[start of Data provided]

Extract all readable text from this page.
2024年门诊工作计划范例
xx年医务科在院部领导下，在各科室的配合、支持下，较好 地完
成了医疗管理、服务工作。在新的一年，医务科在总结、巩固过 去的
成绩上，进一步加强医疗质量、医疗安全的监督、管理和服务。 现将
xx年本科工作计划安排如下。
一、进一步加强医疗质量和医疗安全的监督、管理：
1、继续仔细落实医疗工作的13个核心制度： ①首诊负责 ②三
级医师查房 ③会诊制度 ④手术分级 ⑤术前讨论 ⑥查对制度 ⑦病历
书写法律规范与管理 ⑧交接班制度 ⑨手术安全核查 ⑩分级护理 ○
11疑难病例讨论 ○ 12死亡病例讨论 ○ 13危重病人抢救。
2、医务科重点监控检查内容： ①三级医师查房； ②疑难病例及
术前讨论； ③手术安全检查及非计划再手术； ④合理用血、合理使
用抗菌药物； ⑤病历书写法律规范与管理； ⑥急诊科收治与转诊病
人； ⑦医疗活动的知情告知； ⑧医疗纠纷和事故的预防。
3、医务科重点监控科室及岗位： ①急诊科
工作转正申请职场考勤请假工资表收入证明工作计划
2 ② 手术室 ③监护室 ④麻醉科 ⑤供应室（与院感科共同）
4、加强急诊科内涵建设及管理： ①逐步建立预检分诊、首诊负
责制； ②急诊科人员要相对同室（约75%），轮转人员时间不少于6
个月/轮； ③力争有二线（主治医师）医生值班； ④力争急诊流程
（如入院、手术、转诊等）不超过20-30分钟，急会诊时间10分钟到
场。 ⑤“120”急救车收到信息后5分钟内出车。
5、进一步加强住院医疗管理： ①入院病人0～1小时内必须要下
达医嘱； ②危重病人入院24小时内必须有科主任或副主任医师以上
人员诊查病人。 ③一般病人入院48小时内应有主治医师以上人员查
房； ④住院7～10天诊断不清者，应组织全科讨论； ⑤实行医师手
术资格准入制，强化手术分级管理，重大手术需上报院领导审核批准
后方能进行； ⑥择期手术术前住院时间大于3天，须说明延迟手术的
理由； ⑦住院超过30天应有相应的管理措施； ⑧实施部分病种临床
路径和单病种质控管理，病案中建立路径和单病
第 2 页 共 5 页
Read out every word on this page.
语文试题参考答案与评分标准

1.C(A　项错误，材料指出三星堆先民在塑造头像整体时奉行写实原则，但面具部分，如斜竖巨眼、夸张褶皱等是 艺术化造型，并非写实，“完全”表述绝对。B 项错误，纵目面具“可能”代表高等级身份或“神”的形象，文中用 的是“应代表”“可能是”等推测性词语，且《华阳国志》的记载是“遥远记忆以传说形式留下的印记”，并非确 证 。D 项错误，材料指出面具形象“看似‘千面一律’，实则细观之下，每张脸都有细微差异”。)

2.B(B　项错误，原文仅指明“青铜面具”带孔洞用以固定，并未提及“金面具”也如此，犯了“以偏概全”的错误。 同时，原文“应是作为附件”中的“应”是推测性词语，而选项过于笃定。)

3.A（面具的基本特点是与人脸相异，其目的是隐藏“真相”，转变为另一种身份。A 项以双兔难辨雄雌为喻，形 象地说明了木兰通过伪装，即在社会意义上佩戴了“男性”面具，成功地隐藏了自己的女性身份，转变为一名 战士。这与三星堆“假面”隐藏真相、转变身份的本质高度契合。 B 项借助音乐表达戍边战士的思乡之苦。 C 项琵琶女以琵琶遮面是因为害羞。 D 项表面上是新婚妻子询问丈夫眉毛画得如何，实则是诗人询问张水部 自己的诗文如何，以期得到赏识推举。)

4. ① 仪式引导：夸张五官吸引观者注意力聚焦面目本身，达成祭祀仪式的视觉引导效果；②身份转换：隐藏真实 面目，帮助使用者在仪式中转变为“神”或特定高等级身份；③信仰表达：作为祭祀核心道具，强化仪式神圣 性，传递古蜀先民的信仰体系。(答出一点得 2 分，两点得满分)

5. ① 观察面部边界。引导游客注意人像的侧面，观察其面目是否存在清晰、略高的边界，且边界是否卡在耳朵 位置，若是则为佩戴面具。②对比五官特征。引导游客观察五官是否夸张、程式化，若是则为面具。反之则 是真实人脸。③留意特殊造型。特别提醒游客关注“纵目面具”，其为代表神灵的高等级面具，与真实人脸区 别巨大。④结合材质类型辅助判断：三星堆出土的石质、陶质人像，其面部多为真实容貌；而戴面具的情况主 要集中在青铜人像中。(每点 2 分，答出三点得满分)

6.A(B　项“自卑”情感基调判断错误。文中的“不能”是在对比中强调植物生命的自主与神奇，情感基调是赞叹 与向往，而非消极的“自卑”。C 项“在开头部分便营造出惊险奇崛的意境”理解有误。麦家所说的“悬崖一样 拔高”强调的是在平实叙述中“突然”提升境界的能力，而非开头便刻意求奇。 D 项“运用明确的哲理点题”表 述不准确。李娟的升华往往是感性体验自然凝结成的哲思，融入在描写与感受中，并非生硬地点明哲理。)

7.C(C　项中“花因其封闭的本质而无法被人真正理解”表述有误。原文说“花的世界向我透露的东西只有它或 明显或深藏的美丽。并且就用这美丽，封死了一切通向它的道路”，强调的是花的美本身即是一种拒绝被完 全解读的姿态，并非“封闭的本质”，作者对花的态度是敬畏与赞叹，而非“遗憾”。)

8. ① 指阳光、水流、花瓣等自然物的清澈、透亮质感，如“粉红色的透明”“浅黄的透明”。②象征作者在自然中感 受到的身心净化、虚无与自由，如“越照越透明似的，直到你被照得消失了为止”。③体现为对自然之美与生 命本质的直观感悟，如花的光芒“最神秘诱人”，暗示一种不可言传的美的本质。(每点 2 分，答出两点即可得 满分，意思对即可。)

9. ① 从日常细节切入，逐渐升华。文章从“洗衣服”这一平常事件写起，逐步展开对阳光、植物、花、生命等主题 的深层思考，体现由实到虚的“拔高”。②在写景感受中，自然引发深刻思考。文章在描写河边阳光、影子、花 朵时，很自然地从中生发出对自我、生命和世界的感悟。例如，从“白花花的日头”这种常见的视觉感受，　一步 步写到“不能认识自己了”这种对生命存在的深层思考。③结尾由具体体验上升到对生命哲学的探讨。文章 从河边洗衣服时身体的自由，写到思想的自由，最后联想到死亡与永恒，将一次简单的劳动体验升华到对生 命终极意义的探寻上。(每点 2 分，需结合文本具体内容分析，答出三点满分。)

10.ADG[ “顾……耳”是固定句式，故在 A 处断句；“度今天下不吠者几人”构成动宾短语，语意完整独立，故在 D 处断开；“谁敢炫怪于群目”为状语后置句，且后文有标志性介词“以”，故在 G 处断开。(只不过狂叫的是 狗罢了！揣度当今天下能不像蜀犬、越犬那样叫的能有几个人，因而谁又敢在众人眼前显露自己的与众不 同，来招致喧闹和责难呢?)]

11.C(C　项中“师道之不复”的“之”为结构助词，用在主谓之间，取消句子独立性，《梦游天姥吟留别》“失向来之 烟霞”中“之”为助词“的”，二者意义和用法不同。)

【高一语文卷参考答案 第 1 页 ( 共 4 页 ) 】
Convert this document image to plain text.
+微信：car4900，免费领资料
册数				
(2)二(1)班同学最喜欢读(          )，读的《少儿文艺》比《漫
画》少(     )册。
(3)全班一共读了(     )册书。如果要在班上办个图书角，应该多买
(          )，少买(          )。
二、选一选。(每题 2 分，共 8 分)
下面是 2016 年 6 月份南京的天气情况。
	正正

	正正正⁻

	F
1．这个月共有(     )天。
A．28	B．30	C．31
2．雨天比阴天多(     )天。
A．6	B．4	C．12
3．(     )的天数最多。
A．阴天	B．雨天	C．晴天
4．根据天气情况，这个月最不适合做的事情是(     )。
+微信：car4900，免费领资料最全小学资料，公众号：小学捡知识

[end of Data provided]

__The task__
Every line of the records that includes the word "this" should be gathered.

__Exercise response__
Extract all readable text from this page.
Read out every word on this page.
Convert this document image to plain text.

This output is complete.